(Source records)
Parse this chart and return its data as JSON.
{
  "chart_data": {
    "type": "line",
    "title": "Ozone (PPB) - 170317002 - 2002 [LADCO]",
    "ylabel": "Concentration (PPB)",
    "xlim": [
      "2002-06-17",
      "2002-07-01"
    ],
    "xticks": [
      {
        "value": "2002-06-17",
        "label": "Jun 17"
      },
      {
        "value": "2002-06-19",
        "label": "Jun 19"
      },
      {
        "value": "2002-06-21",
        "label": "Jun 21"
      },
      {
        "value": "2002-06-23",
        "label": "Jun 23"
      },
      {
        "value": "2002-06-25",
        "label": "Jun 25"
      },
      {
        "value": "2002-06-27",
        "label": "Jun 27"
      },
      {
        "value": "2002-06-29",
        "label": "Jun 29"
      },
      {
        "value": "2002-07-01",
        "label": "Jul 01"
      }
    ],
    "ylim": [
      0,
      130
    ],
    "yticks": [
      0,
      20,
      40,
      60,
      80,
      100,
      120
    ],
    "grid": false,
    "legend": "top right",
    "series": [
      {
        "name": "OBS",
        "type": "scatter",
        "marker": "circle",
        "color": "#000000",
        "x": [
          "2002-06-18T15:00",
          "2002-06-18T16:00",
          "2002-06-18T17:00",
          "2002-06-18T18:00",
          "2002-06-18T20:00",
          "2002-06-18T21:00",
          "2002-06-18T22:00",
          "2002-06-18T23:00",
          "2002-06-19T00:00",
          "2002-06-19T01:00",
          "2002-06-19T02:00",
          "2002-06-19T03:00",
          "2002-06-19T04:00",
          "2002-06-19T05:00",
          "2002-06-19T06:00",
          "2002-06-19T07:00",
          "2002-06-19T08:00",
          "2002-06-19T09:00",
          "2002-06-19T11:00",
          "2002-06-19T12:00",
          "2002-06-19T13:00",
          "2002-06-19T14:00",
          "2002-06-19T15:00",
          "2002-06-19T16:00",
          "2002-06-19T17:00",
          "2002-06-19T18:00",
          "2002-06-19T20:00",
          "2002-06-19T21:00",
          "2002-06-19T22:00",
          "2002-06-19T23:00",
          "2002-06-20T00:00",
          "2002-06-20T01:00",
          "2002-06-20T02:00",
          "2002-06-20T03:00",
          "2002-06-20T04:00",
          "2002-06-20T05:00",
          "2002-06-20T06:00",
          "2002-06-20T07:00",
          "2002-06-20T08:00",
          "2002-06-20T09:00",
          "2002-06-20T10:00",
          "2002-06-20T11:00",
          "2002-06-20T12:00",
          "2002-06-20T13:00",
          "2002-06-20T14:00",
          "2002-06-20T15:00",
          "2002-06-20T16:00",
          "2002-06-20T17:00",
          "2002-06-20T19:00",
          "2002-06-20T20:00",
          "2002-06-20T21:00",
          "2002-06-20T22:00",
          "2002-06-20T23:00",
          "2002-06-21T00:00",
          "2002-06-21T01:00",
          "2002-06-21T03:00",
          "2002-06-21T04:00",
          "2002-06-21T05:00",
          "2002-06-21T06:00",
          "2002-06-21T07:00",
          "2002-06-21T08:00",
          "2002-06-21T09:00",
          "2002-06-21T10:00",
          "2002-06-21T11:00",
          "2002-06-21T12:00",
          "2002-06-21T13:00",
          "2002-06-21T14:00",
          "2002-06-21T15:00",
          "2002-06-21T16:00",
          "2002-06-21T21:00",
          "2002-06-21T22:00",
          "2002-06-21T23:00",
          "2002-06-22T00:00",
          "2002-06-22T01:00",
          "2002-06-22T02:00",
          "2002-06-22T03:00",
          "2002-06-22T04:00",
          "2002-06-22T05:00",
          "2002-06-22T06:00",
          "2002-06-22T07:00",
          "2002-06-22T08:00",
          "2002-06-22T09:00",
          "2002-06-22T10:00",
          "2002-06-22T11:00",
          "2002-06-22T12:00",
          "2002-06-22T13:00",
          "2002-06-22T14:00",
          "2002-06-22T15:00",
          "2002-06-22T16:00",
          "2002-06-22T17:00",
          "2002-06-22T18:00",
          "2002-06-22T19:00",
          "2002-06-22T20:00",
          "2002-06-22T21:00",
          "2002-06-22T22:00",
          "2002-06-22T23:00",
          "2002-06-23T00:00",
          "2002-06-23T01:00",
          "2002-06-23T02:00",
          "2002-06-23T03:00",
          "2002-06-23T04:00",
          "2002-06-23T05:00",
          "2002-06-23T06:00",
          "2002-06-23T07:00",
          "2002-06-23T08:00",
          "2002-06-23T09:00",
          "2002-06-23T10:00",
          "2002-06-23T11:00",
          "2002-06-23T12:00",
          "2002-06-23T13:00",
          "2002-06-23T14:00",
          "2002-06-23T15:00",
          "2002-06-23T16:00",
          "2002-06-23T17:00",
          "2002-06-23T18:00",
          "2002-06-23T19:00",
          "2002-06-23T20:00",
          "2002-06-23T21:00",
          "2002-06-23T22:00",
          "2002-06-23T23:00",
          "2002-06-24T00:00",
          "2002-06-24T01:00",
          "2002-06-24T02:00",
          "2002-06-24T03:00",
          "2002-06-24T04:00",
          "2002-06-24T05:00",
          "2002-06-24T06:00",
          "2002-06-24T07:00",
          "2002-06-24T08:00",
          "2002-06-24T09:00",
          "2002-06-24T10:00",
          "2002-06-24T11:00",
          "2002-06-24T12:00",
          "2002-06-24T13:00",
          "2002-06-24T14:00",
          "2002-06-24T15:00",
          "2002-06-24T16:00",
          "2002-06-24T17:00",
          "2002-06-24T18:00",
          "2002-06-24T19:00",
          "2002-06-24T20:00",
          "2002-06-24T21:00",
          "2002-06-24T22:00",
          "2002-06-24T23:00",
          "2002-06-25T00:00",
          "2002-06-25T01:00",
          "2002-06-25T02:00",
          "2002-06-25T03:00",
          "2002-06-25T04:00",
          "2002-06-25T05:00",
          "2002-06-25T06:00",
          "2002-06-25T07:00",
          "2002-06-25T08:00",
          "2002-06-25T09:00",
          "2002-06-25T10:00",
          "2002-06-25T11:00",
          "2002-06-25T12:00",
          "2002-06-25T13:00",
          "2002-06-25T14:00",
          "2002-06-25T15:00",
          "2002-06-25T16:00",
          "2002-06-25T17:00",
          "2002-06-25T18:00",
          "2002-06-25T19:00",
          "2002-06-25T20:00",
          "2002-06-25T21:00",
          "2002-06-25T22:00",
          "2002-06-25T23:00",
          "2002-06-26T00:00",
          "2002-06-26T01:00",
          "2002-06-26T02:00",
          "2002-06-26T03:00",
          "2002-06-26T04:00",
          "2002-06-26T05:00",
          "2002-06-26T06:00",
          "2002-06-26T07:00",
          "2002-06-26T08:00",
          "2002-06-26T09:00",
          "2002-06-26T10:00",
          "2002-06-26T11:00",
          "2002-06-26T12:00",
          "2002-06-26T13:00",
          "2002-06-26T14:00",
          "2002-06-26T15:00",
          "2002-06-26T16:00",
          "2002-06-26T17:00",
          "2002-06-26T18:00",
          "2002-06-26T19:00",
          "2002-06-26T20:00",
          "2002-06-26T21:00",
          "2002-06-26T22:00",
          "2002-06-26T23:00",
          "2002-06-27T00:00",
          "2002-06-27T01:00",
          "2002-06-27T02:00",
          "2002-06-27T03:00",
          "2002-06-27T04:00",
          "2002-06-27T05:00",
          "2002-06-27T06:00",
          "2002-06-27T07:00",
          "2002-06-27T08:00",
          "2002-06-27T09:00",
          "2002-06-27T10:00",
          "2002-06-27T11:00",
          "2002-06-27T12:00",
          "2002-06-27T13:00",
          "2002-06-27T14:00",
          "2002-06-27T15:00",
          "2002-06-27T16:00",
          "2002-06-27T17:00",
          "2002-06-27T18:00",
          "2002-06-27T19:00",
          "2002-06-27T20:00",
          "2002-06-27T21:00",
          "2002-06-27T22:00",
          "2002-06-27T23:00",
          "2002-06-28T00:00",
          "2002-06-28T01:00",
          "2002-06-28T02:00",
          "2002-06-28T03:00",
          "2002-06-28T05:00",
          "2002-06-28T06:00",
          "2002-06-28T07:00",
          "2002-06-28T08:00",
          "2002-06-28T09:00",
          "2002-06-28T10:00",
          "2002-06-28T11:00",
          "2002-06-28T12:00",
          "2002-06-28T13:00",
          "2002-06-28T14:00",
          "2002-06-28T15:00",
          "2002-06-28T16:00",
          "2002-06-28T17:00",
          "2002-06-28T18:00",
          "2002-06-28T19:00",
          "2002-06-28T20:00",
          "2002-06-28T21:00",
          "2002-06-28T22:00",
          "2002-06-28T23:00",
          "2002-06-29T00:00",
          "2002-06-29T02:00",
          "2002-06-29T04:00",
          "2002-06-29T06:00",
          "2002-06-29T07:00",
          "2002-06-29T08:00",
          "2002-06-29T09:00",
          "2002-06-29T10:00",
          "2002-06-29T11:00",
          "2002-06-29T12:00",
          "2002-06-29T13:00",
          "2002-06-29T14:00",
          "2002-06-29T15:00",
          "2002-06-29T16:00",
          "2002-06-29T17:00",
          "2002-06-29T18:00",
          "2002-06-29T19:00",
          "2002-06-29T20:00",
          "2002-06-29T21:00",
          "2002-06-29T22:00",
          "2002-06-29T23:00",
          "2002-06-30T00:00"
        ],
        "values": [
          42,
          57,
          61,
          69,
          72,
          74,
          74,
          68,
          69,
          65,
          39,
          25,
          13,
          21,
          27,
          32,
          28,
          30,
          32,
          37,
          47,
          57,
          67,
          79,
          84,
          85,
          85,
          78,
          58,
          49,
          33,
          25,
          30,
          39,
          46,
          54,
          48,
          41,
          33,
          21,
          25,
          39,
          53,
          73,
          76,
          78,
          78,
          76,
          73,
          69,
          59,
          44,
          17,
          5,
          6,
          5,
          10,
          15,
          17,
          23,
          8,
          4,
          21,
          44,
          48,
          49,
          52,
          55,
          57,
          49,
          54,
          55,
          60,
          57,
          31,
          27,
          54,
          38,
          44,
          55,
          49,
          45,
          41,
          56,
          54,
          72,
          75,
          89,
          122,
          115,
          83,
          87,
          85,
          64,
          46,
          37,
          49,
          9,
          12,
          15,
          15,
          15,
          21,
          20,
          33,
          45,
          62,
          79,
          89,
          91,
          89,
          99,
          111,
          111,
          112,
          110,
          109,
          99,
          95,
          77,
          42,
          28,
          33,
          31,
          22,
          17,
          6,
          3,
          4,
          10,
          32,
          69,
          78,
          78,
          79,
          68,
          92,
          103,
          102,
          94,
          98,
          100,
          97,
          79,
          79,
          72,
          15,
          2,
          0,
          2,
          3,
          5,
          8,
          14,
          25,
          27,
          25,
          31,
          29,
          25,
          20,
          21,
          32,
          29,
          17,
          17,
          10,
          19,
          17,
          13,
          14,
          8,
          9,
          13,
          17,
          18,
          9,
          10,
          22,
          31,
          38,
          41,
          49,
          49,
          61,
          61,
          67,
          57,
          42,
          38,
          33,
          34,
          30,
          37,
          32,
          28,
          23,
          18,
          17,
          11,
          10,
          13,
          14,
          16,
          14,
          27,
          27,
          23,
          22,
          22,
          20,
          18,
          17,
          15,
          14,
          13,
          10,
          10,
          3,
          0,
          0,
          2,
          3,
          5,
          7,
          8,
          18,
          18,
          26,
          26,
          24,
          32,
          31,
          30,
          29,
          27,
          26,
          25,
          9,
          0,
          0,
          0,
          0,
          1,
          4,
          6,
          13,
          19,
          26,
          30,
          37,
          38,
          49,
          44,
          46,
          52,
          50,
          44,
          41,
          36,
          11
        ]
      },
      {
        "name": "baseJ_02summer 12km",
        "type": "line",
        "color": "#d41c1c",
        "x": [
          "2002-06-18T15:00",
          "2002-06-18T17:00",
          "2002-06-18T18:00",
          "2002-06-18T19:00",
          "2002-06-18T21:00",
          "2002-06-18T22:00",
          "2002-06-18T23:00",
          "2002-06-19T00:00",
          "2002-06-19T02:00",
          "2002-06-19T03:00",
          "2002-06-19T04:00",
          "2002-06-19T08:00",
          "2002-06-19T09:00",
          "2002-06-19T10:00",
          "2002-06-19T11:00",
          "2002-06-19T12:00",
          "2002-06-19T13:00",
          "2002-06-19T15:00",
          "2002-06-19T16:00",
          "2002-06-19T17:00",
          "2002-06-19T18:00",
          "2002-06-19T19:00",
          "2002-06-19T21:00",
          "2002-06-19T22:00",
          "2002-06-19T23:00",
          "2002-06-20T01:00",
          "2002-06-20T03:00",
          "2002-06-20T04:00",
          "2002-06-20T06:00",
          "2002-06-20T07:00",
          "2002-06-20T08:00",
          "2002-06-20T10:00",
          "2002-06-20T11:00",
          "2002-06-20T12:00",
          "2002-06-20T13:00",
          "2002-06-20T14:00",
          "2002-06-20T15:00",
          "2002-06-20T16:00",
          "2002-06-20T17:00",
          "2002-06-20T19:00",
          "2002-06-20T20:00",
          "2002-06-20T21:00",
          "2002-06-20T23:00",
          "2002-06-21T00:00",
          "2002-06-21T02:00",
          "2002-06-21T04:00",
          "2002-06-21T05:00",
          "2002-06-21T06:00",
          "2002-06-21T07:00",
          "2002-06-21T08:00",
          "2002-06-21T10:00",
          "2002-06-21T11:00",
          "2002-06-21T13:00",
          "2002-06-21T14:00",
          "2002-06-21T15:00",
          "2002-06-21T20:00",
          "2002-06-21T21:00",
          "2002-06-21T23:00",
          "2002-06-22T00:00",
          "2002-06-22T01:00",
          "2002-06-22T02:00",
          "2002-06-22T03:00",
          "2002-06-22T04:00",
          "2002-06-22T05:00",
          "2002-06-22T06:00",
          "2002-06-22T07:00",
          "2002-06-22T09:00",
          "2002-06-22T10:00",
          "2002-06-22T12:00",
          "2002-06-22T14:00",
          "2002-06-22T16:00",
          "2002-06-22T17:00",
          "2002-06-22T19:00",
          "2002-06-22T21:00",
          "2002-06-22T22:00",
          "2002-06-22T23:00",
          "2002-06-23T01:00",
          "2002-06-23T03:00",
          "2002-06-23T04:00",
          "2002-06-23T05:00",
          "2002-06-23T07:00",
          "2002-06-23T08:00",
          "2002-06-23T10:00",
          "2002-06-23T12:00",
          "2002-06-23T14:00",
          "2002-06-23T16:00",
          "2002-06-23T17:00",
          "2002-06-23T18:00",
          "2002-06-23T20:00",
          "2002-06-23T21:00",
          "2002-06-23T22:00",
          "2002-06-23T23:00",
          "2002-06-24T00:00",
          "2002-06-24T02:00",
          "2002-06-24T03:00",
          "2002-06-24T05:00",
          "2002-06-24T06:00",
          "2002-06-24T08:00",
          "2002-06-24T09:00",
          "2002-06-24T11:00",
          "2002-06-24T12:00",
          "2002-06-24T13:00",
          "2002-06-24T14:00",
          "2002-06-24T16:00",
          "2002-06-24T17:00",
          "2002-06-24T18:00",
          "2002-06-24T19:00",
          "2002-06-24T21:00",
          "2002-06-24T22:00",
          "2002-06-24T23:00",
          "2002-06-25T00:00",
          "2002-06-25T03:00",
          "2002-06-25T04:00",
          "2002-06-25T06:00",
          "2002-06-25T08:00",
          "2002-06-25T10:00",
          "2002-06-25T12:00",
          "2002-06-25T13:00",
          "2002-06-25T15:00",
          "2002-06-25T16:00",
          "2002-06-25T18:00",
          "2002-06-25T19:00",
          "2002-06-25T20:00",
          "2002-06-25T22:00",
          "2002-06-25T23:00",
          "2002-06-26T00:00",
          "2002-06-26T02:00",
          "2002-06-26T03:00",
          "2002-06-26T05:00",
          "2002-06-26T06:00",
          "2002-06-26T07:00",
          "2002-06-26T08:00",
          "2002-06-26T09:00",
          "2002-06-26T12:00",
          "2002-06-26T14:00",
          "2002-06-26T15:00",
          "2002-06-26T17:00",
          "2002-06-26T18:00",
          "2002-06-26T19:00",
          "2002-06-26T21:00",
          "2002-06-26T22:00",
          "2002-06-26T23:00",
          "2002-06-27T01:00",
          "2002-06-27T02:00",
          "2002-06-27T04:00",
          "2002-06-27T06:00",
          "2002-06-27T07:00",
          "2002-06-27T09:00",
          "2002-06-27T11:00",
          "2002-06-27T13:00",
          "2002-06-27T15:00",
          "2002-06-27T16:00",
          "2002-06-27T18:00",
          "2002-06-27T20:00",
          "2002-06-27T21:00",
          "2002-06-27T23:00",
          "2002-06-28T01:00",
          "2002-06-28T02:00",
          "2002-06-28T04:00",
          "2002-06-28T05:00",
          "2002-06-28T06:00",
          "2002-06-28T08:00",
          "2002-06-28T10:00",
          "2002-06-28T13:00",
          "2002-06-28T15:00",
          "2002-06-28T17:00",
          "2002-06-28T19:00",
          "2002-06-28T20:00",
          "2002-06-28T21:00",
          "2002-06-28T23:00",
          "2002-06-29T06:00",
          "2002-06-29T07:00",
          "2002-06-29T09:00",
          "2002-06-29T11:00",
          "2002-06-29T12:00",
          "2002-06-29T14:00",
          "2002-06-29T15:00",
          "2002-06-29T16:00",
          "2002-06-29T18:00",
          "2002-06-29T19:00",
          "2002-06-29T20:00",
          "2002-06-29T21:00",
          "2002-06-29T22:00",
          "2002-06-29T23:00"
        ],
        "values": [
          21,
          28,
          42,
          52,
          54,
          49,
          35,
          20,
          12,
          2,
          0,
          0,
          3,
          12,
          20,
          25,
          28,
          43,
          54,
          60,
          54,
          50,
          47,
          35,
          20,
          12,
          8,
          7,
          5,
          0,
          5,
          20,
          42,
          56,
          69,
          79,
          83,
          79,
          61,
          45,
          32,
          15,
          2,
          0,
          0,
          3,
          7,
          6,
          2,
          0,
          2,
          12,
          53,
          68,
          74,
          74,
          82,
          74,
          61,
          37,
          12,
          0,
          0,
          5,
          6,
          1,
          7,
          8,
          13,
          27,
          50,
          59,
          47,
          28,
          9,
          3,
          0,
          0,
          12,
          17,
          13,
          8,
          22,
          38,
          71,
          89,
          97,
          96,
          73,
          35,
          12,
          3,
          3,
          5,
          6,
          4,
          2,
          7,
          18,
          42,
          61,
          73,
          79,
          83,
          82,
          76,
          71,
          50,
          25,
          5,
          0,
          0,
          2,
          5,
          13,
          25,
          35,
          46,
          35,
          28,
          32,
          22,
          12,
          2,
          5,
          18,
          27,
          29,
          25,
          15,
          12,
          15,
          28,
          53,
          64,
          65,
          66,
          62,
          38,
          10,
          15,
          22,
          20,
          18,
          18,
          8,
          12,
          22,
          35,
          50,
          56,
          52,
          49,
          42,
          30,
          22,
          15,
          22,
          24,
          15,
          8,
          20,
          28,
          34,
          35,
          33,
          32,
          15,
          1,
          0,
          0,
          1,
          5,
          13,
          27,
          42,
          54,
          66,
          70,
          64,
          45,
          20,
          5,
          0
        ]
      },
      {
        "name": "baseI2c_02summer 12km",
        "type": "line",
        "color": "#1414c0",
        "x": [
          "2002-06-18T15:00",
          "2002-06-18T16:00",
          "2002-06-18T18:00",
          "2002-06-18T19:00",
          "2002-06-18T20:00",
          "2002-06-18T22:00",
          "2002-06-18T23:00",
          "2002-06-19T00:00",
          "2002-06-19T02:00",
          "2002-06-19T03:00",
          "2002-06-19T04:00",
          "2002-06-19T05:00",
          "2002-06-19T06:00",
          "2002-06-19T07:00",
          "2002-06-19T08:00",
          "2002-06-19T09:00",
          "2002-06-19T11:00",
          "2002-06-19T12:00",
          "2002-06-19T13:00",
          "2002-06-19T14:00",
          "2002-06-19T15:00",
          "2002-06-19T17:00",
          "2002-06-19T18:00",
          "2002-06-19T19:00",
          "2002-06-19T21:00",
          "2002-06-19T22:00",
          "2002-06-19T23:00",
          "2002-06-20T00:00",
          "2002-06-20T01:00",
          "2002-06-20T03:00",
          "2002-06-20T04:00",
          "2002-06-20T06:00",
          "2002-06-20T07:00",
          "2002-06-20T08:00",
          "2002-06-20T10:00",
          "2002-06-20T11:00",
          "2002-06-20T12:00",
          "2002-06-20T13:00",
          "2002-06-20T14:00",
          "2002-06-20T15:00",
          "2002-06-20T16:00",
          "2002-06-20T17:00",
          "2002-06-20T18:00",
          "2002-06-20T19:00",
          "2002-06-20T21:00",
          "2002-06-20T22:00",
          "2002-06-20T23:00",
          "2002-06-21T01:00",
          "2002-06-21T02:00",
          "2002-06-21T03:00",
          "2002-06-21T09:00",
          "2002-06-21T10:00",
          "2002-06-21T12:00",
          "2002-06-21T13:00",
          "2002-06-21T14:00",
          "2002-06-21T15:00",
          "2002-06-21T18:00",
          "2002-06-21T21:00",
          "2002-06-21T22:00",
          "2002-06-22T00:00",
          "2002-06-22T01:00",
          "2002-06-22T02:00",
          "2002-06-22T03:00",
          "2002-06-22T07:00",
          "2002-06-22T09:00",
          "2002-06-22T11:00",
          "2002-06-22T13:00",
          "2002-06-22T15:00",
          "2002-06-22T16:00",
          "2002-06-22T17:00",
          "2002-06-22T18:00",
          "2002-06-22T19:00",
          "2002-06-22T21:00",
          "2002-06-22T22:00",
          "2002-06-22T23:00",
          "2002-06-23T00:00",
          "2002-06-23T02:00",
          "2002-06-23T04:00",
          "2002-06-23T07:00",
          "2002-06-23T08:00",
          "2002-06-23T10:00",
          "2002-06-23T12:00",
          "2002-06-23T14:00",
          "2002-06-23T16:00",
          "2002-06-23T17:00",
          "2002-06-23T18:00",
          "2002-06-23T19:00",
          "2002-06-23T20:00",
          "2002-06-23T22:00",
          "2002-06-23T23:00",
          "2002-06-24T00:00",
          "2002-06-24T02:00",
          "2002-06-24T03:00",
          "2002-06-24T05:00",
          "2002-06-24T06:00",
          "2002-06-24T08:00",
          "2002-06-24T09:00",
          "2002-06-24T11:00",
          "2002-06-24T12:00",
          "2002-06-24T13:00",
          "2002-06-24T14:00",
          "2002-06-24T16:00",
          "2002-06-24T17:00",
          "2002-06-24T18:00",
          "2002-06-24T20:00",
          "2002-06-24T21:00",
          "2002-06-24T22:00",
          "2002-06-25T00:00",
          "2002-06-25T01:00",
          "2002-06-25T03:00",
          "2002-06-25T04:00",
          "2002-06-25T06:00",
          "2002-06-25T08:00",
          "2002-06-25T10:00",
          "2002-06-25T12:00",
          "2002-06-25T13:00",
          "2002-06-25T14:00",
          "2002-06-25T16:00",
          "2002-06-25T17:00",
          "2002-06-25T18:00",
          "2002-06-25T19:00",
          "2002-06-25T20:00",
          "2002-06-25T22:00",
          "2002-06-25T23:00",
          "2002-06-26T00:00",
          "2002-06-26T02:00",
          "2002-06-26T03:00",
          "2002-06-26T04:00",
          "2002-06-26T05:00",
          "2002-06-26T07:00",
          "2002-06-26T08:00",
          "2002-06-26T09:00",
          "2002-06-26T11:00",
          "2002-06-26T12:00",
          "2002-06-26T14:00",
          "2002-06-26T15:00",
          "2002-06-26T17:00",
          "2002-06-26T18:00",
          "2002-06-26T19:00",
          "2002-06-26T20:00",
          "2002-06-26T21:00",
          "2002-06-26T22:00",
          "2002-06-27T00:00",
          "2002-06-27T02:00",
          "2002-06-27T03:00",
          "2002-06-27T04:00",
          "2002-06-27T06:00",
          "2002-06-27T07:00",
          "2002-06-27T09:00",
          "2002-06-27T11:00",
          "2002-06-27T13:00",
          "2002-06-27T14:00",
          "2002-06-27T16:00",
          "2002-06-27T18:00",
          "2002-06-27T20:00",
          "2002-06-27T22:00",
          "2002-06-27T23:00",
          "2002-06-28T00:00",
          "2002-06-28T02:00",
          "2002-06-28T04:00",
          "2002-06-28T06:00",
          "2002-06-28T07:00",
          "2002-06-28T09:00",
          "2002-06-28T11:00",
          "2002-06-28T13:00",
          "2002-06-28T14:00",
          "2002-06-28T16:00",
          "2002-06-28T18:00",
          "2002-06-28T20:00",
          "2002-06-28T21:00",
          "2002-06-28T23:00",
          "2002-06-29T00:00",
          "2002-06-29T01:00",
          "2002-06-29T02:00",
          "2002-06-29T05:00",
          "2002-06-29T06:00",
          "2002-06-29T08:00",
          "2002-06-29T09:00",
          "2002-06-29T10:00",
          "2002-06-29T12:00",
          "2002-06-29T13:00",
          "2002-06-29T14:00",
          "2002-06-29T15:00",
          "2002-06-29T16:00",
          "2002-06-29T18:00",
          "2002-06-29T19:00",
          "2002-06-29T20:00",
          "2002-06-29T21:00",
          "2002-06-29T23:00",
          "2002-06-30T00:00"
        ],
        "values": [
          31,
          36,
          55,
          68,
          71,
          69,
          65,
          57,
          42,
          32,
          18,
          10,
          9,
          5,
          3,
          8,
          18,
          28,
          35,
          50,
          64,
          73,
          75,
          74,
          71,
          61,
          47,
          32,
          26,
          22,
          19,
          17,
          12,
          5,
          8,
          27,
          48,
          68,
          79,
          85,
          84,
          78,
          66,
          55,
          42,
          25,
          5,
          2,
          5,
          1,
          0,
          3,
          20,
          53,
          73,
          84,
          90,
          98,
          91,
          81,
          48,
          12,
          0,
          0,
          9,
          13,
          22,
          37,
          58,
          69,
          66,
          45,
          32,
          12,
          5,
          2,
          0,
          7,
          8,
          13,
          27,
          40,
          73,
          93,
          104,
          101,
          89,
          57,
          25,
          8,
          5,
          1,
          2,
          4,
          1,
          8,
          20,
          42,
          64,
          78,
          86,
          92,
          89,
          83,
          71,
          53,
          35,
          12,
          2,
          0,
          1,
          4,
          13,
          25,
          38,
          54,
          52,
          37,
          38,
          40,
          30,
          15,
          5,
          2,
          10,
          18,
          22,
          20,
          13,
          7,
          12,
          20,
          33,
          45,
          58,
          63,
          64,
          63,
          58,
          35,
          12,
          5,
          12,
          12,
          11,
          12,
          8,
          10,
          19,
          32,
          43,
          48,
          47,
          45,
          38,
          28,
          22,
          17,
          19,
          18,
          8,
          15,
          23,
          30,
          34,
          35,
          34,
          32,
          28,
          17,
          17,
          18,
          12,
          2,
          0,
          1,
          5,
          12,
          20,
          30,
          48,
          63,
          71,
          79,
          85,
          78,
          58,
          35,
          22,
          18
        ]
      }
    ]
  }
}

- Task description
All lines of the data above that include the word "name" must be shown.

- Response to this task
        "name": "OBS",
        "name": "baseJ_02summer 12km",
        "name": "baseI2c_02summer 12km",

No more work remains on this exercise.